• _Exercise brief_:
Extract and list every line that contains the word "Canadians".
---------- Record set
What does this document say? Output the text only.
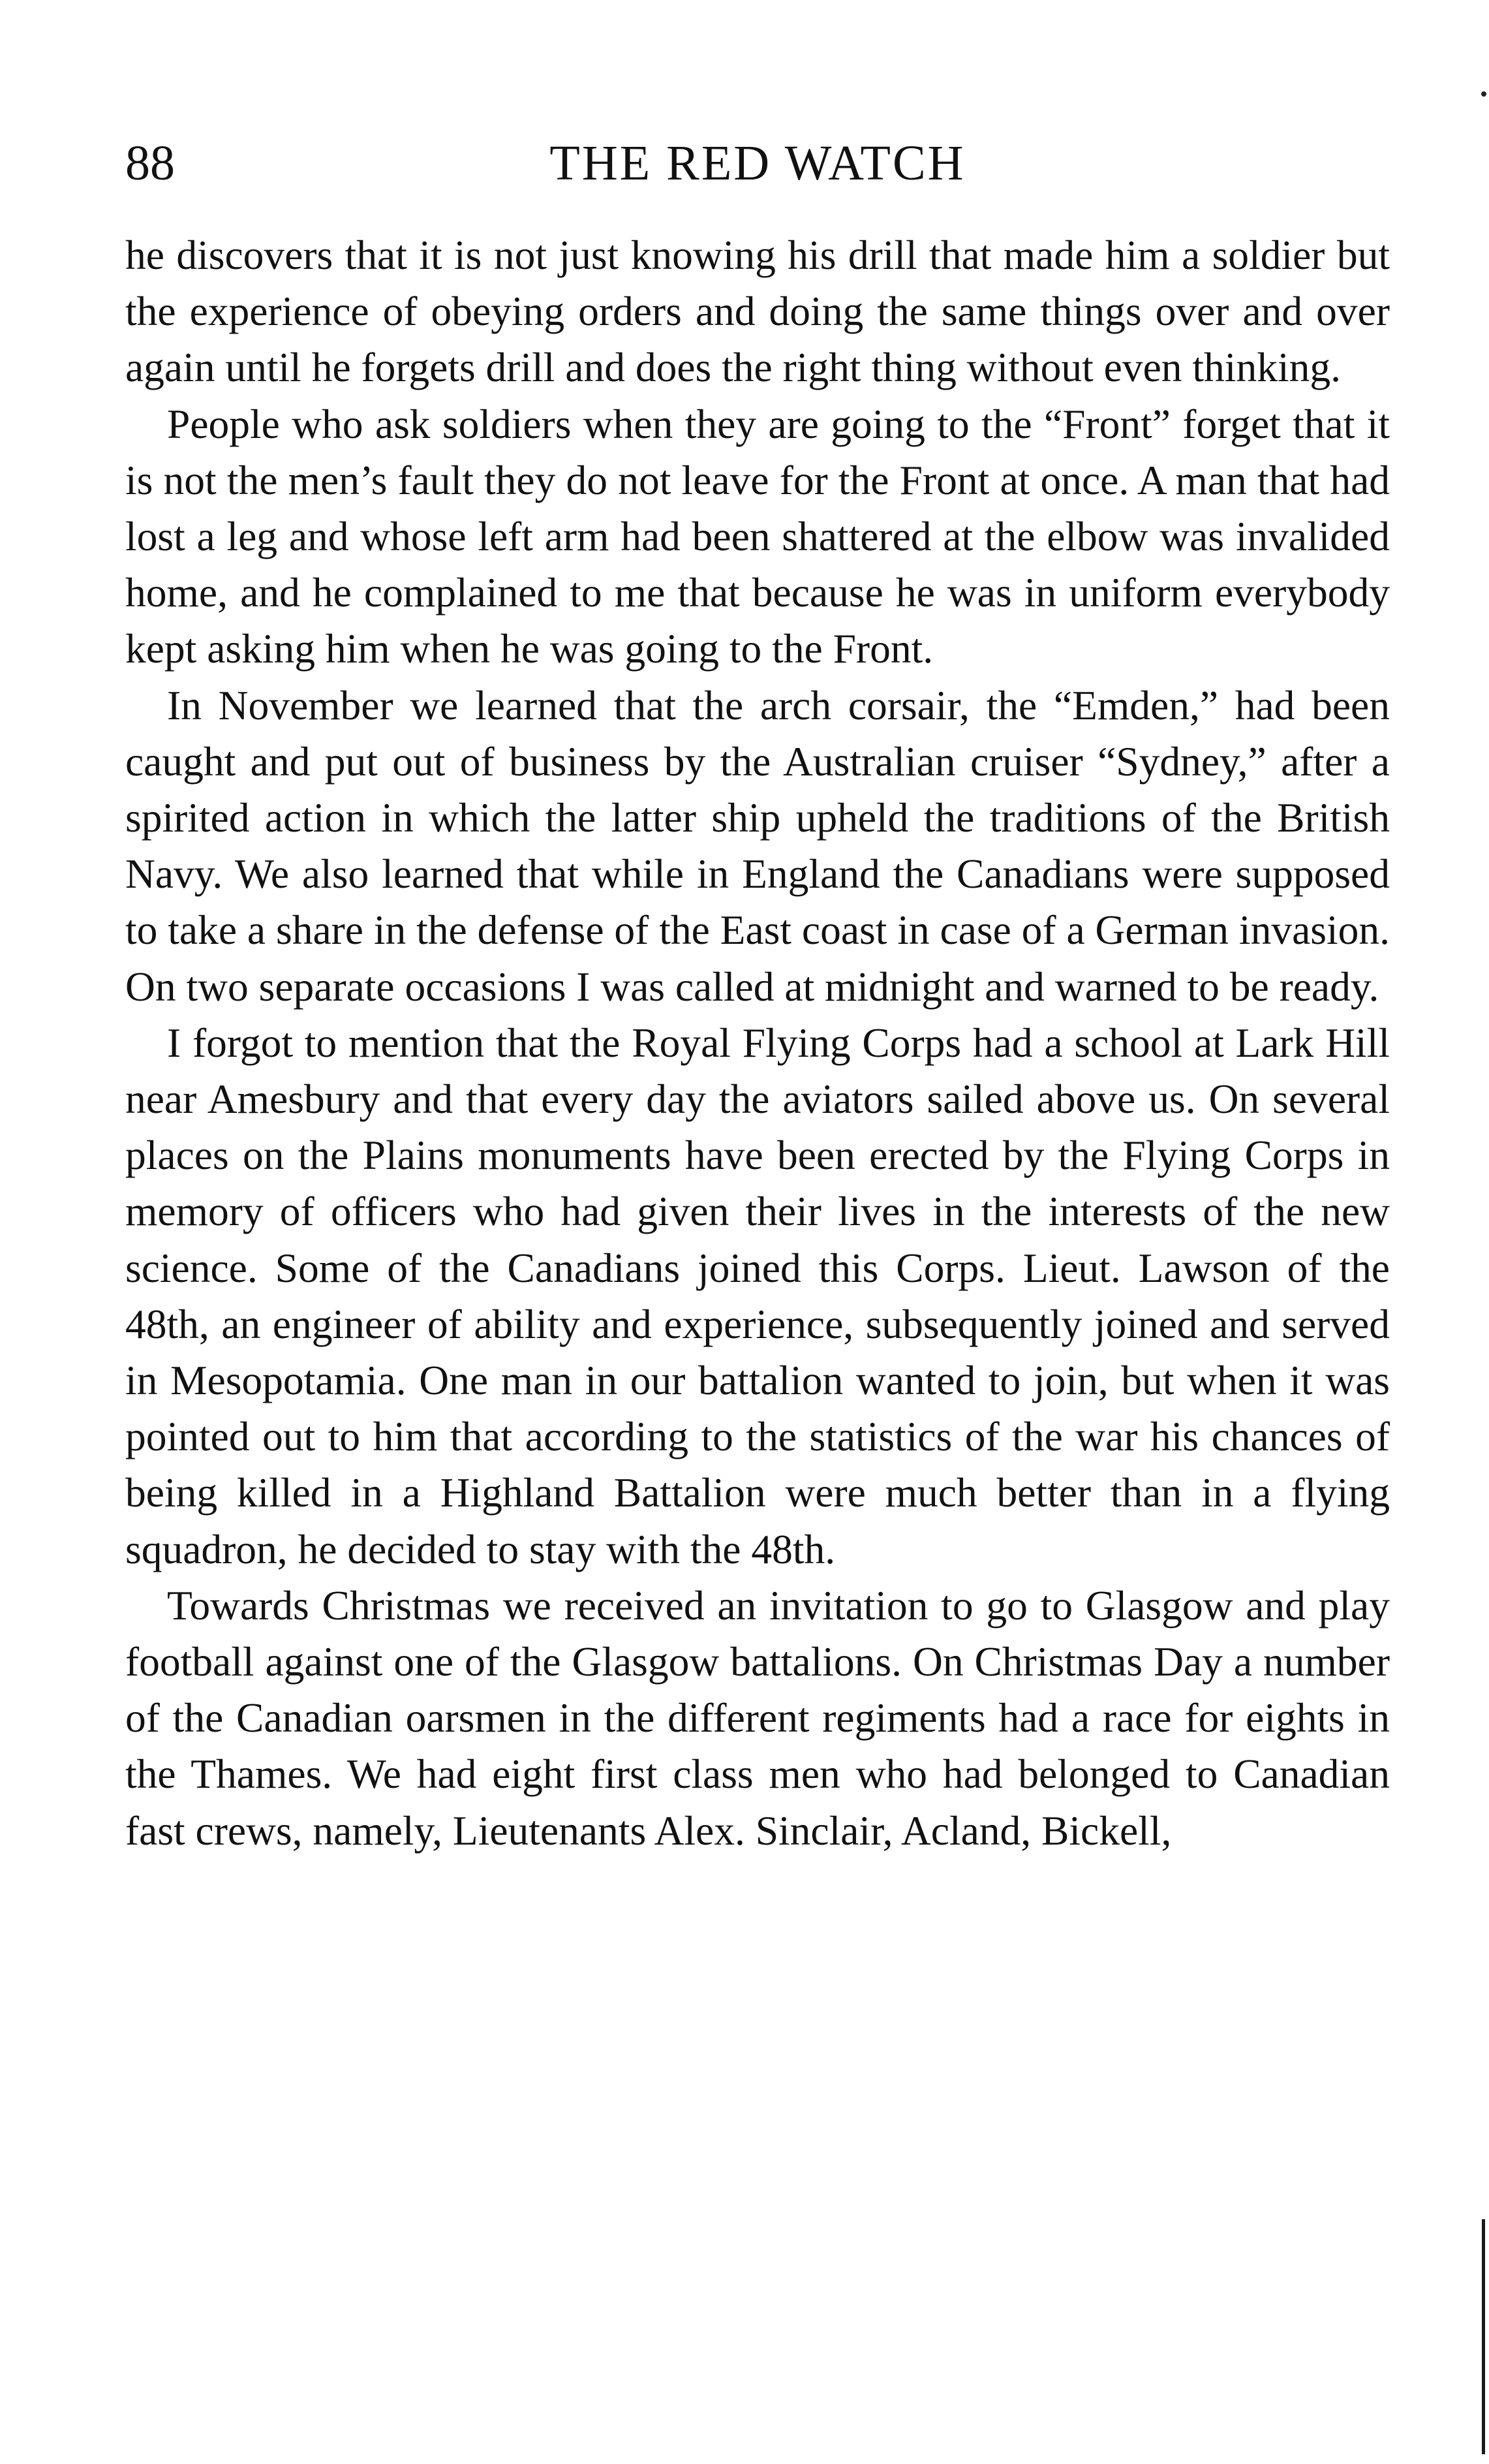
88	THE RED WATCH

he discovers that it is not just knowing his drill that made him a soldier but the experience of obeying orders and doing the same things over and over again until he forgets drill and does the right thing without even thinking.

People who ask soldiers when they are going to the “Front” forget that it is not the men’s fault they do not leave for the Front at once. A man that had lost a leg and whose left arm had been shattered at the elbow was invalided home, and he complained to me that because he was in uniform everybody kept asking him when he was going to the Front.

In November we learned that the arch corsair, the “Emden,” had been caught and put out of business by the Australian cruiser “Sydney,” after a spirited action in which the latter ship upheld the traditions of the British Navy. We also learned that while in England the Canadians were supposed to take a share in the defense of the East coast in case of a German invasion. On two separate occasions I was called at midnight and warned to be ready.

I forgot to mention that the Royal Flying Corps had a school at Lark Hill near Amesbury and that every day the aviators sailed above us. On several places on the Plains monuments have been erected by the Flying Corps in memory of officers who had given their lives in the interests of the new science. Some of the Canadians joined this Corps. Lieut. Lawson of the 48th, an engineer of ability and experience, subsequently joined and served in Mesopotamia. One man in our battalion wanted to join, but when it was pointed out to him that according to the statistics of the war his chances of being killed in a Highland Battalion were much better than in a flying squadron, he decided to stay with the 48th.

Towards Christmas we received an invitation to go to Glasgow and play football against one of the Glasgow battalions. On Christmas Day a number of the Canadian oarsmen in the different regiments had a race for eights in the Thames. We had eight first class men who had belonged to Canadian fast crews, namely, Lieutenants Alex. Sinclair, Acland, Bickell,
--------------------
• _Answer to the exercise_:
In November we learned that the arch corsair, the “Emden,” had been caught and put out of business by the Australian cruiser “Sydney,” after a spirited action in which the latter ship upheld the traditions of the British Navy. We also learned that while in England the Canadians were supposed to take a share in the defense of the East coast in case of a German invasion. On two separate occasions I was called at midnight and warned to be ready.
I forgot to mention that the Royal Flying Corps had a school at Lark Hill near Amesbury and that every day the aviators sailed above us. On several places on the Plains monuments have been erected by the Flying Corps in memory of officers who had given their lives in the interests of the new science. Some of the Canadians joined this Corps. Lieut. Lawson of the 48th, an engineer of ability and experience, subsequently joined and served in Mesopotamia. One man in our battalion wanted to join, but when it was pointed out to him that according to the statistics of the war his chances of being killed in a Highland Battalion were much better than in a flying squadron, he decided to stay with the 48th.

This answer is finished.